**WHAT THE TASK ASKS**
Write out every record below exactly as it appears.

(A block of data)

"""

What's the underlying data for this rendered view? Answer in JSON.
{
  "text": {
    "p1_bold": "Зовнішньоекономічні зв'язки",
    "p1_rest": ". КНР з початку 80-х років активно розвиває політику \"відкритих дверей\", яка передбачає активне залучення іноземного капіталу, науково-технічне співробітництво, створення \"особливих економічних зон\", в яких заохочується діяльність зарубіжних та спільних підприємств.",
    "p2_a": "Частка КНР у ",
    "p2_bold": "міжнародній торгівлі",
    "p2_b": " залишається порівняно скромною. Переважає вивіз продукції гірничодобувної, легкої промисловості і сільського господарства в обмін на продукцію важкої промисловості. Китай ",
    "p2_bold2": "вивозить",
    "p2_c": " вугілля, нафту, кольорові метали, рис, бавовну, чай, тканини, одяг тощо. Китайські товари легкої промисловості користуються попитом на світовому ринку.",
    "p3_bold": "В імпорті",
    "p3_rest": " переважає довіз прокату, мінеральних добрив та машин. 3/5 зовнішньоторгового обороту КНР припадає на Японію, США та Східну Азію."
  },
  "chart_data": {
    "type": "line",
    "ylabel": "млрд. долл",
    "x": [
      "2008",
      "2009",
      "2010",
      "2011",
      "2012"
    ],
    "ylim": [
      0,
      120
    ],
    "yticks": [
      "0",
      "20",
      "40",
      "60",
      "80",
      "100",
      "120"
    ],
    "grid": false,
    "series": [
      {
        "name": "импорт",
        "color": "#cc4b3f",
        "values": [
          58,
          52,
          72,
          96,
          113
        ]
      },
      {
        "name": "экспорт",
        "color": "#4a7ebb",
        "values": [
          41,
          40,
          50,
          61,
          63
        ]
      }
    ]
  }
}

"""

**WRITTEN ANSWER**
What's the underlying data for this rendered view? Answer in JSON.
{
  "text": {
    "p1_bold": "Зовнішньоекономічні зв'язки",
    "p1_rest": ". КНР з початку 80-х років активно розвиває політику \"відкритих дверей\", яка передбачає активне залучення іноземного капіталу, науково-технічне співробітництво, створення \"особливих економічних зон\", в яких заохочується діяльність зарубіжних та спільних підприємств.",
    "p2_a": "Частка КНР у ",
    "p2_bold": "міжнародній торгівлі",
    "p2_b": " залишається порівняно скромною. Переважає вивіз продукції гірничодобувної, легкої промисловості і сільського господарства в обмін на продукцію важкої промисловості. Китай ",
    "p2_bold2": "вивозить",
    "p2_c": " вугілля, нафту, кольорові метали, рис, бавовну, чай, тканини, одяг тощо. Китайські товари легкої промисловості користуються попитом на світовому ринку.",
    "p3_bold": "В імпорті",
    "p3_rest": " переважає довіз прокату, мінеральних добрив та машин. 3/5 зовнішньоторгового обороту КНР припадає на Японію, США та Східну Азію."
  },
  "chart_data": {
    "type": "line",
    "ylabel": "млрд. долл",
    "x": [
      "2008",
      "2009",
      "2010",
      "2011",
      "2012"
    ],
    "ylim": [
      0,
      120
    ],
    "yticks": [
      "0",
      "20",
      "40",
      "60",
      "80",
      "100",
      "120"
    ],
    "grid": false,
    "series": [
      {
        "name": "импорт",
        "color": "#cc4b3f",
        "values": [
          58,
          52,
          72,
          96,
          113
        ]
      },
      {
        "name": "экспорт",
        "color": "#4a7ebb",
        "values": [
          41,
          40,
          50,
          61,
          63
        ]
      }
    ]
  }
}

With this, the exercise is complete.